■ **What the task requires**:
Repeat the records below exactly.

********

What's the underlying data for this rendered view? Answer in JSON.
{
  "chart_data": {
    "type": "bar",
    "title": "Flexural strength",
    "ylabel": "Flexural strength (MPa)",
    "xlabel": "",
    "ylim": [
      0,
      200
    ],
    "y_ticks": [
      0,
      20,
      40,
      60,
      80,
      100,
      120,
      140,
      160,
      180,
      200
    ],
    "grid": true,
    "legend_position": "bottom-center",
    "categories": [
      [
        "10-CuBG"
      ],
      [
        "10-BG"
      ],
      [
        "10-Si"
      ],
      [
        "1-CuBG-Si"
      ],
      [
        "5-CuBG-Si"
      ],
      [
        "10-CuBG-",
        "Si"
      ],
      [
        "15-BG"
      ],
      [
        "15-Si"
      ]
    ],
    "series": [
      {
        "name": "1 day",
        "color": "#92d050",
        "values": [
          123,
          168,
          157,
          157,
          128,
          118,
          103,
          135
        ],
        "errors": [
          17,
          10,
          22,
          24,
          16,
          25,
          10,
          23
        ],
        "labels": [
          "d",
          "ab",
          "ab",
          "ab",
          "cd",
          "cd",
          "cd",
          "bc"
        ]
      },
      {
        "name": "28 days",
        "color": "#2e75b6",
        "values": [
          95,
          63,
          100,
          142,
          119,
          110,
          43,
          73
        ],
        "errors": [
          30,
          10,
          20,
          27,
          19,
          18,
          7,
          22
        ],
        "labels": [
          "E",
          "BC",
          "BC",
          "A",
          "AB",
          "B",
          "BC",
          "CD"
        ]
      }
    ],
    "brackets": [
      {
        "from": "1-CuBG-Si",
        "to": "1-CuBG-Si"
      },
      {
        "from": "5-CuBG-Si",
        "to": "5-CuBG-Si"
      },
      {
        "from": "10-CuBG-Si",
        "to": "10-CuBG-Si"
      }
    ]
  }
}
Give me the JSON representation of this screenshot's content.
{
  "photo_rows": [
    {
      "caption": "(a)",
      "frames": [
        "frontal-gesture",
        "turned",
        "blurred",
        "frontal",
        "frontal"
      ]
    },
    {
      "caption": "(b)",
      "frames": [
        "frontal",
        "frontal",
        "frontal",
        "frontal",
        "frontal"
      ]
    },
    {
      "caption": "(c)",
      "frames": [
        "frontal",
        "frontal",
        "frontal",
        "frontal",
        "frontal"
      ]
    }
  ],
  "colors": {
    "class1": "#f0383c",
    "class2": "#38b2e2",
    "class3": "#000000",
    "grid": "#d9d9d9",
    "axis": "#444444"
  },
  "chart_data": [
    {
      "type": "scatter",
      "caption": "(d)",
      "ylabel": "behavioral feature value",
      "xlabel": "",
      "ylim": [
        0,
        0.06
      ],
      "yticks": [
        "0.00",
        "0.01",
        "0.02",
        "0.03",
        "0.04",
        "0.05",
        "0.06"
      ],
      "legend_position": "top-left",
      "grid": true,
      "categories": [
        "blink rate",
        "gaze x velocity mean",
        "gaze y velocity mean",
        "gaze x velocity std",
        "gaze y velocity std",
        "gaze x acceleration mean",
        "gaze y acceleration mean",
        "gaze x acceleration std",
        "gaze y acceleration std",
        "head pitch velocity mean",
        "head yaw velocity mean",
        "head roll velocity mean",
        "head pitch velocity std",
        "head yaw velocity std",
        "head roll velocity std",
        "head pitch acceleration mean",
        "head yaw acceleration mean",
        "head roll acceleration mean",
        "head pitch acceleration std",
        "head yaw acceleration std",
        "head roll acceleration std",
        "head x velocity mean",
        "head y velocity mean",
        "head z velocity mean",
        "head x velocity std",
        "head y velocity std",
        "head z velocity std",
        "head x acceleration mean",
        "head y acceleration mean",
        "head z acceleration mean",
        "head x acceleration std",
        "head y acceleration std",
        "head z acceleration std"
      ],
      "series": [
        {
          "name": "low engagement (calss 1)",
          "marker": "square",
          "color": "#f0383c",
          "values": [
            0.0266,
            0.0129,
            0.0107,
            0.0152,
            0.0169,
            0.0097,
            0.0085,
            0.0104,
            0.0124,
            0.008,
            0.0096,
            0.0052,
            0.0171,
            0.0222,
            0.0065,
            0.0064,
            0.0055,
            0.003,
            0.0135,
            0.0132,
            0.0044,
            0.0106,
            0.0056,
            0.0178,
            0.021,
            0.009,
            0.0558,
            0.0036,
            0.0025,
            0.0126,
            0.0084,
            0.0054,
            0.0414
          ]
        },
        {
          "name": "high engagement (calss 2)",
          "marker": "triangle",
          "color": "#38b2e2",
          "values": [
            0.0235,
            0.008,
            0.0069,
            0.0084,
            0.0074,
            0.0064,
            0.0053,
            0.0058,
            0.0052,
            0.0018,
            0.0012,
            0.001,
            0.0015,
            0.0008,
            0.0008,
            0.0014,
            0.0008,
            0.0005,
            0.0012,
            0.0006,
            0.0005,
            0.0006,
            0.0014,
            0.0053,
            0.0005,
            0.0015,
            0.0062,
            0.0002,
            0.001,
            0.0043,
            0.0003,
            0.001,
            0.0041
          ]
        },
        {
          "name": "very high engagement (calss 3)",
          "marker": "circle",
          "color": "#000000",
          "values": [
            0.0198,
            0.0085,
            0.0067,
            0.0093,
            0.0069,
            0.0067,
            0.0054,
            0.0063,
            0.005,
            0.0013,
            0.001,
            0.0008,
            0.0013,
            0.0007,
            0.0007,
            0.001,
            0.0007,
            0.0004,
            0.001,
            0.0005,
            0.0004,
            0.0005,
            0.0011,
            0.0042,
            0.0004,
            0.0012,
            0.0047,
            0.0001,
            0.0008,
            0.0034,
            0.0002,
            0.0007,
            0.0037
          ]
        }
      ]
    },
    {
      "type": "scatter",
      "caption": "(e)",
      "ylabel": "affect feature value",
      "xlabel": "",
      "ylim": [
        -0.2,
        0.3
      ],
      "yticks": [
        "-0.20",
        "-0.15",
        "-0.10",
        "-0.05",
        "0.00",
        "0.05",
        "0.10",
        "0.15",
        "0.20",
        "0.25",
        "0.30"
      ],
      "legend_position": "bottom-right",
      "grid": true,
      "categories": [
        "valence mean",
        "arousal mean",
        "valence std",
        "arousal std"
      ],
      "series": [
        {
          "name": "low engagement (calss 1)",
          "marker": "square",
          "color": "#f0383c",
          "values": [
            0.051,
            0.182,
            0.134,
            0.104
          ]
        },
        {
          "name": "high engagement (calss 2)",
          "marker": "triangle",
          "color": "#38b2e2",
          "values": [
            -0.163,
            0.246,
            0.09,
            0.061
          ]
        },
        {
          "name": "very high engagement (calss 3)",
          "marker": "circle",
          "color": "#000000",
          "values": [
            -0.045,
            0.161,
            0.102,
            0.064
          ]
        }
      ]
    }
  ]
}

********

■ **Solution for this problem**:
What's the underlying data for this rendered view? Answer in JSON.
{
  "chart_data": {
    "type": "bar",
    "title": "Flexural strength",
    "ylabel": "Flexural strength (MPa)",
    "xlabel": "",
    "ylim": [
      0,
      200
    ],
    "y_ticks": [
      0,
      20,
      40,
      60,
      80,
      100,
      120,
      140,
      160,
      180,
      200
    ],
    "grid": true,
    "legend_position": "bottom-center",
    "categories": [
      [
        "10-CuBG"
      ],
      [
        "10-BG"
      ],
      [
        "10-Si"
      ],
      [
        "1-CuBG-Si"
      ],
      [
        "5-CuBG-Si"
      ],
      [
        "10-CuBG-",
        "Si"
      ],
      [
        "15-BG"
      ],
      [
        "15-Si"
      ]
    ],
    "series": [
      {
        "name": "1 day",
        "color": "#92d050",
        "values": [
          123,
          168,
          157,
          157,
          128,
          118,
          103,
          135
        ],
        "errors": [
          17,
          10,
          22,
          24,
          16,
          25,
          10,
          23
        ],
        "labels": [
          "d",
          "ab",
          "ab",
          "ab",
          "cd",
          "cd",
          "cd",
          "bc"
        ]
      },
      {
        "name": "28 days",
        "color": "#2e75b6",
        "values": [
          95,
          63,
          100,
          142,
          119,
          110,
          43,
          73
        ],
        "errors": [
          30,
          10,
          20,
          27,
          19,
          18,
          7,
          22
        ],
        "labels": [
          "E",
          "BC",
          "BC",
          "A",
          "AB",
          "B",
          "BC",
          "CD"
        ]
      }
    ],
    "brackets": [
      {
        "from": "1-CuBG-Si",
        "to": "1-CuBG-Si"
      },
      {
        "from": "5-CuBG-Si",
        "to": "5-CuBG-Si"
      },
      {
        "from": "10-CuBG-Si",
        "to": "10-CuBG-Si"
      }
    ]
  }
}
Give me the JSON representation of this screenshot's content.
{
  "photo_rows": [
    {
      "caption": "(a)",
      "frames": [
        "frontal-gesture",
        "turned",
        "blurred",
        "frontal",
        "frontal"
      ]
    },
    {
      "caption": "(b)",
      "frames": [
        "frontal",
        "frontal",
        "frontal",
        "frontal",
        "frontal"
      ]
    },
    {
      "caption": "(c)",
      "frames": [
        "frontal",
        "frontal",
        "frontal",
        "frontal",
        "frontal"
      ]
    }
  ],
  "colors": {
    "class1": "#f0383c",
    "class2": "#38b2e2",
    "class3": "#000000",
    "grid": "#d9d9d9",
    "axis": "#444444"
  },
  "chart_data": [
    {
      "type": "scatter",
      "caption": "(d)",
      "ylabel": "behavioral feature value",
      "xlabel": "",
      "ylim": [
        0,
        0.06
      ],
      "yticks": [
        "0.00",
        "0.01",
        "0.02",
        "0.03",
        "0.04",
        "0.05",
        "0.06"
      ],
      "legend_position": "top-left",
      "grid": true,
      "categories": [
        "blink rate",
        "gaze x velocity mean",
        "gaze y velocity mean",
        "gaze x velocity std",
        "gaze y velocity std",
        "gaze x acceleration mean",
        "gaze y acceleration mean",
        "gaze x acceleration std",
        "gaze y acceleration std",
        "head pitch velocity mean",
        "head yaw velocity mean",
        "head roll velocity mean",
        "head pitch velocity std",
        "head yaw velocity std",
        "head roll velocity std",
        "head pitch acceleration mean",
        "head yaw acceleration mean",
        "head roll acceleration mean",
        "head pitch acceleration std",
        "head yaw acceleration std",
        "head roll acceleration std",
        "head x velocity mean",
        "head y velocity mean",
        "head z velocity mean",
        "head x velocity std",
        "head y velocity std",
        "head z velocity std",
        "head x acceleration mean",
        "head y acceleration mean",
        "head z acceleration mean",
        "head x acceleration std",
        "head y acceleration std",
        "head z acceleration std"
      ],
      "series": [
        {
          "name": "low engagement (calss 1)",
          "marker": "square",
          "color": "#f0383c",
          "values": [
            0.0266,
            0.0129,
            0.0107,
            0.0152,
            0.0169,
            0.0097,
            0.0085,
            0.0104,
            0.0124,
            0.008,
            0.0096,
            0.0052,
            0.0171,
            0.0222,
            0.0065,
            0.0064,
            0.0055,
            0.003,
            0.0135,
            0.0132,
            0.0044,
            0.0106,
            0.0056,
            0.0178,
            0.021,
            0.009,
            0.0558,
            0.0036,
            0.0025,
            0.0126,
            0.0084,
            0.0054,
            0.0414
          ]
        },
        {
          "name": "high engagement (calss 2)",
          "marker": "triangle",
          "color": "#38b2e2",
          "values": [
            0.0235,
            0.008,
            0.0069,
            0.0084,
            0.0074,
            0.0064,
            0.0053,
            0.0058,
            0.0052,
            0.0018,
            0.0012,
            0.001,
            0.0015,
            0.0008,
            0.0008,
            0.0014,
            0.0008,
            0.0005,
            0.0012,
            0.0006,
            0.0005,
            0.0006,
            0.0014,
            0.0053,
            0.0005,
            0.0015,
            0.0062,
            0.0002,
            0.001,
            0.0043,
            0.0003,
            0.001,
            0.0041
          ]
        },
        {
          "name": "very high engagement (calss 3)",
          "marker": "circle",
          "color": "#000000",
          "values": [
            0.0198,
            0.0085,
            0.0067,
            0.0093,
            0.0069,
            0.0067,
            0.0054,
            0.0063,
            0.005,
            0.0013,
            0.001,
            0.0008,
            0.0013,
            0.0007,
            0.0007,
            0.001,
            0.0007,
            0.0004,
            0.001,
            0.0005,
            0.0004,
            0.0005,
            0.0011,
            0.0042,
            0.0004,
            0.0012,
            0.0047,
            0.0001,
            0.0008,
            0.0034,
            0.0002,
            0.0007,
            0.0037
          ]
        }
      ]
    },
    {
      "type": "scatter",
      "caption": "(e)",
      "ylabel": "affect feature value",
      "xlabel": "",
      "ylim": [
        -0.2,
        0.3
      ],
      "yticks": [
        "-0.20",
        "-0.15",
        "-0.10",
        "-0.05",
        "0.00",
        "0.05",
        "0.10",
        "0.15",
        "0.20",
        "0.25",
        "0.30"
      ],
      "legend_position": "bottom-right",
      "grid": true,
      "categories": [
        "valence mean",
        "arousal mean",
        "valence std",
        "arousal std"
      ],
      "series": [
        {
          "name": "low engagement (calss 1)",
          "marker": "square",
          "color": "#f0383c",
          "values": [
            0.051,
            0.182,
            0.134,
            0.104
          ]
        },
        {
          "name": "high engagement (calss 2)",
          "marker": "triangle",
          "color": "#38b2e2",
          "values": [
            -0.163,
            0.246,
            0.09,
            0.061
          ]
        },
        {
          "name": "very high engagement (calss 3)",
          "marker": "circle",
          "color": "#000000",
          "values": [
            -0.045,
            0.161,
            0.102,
            0.064
          ]
        }
      ]
    }
  ]
}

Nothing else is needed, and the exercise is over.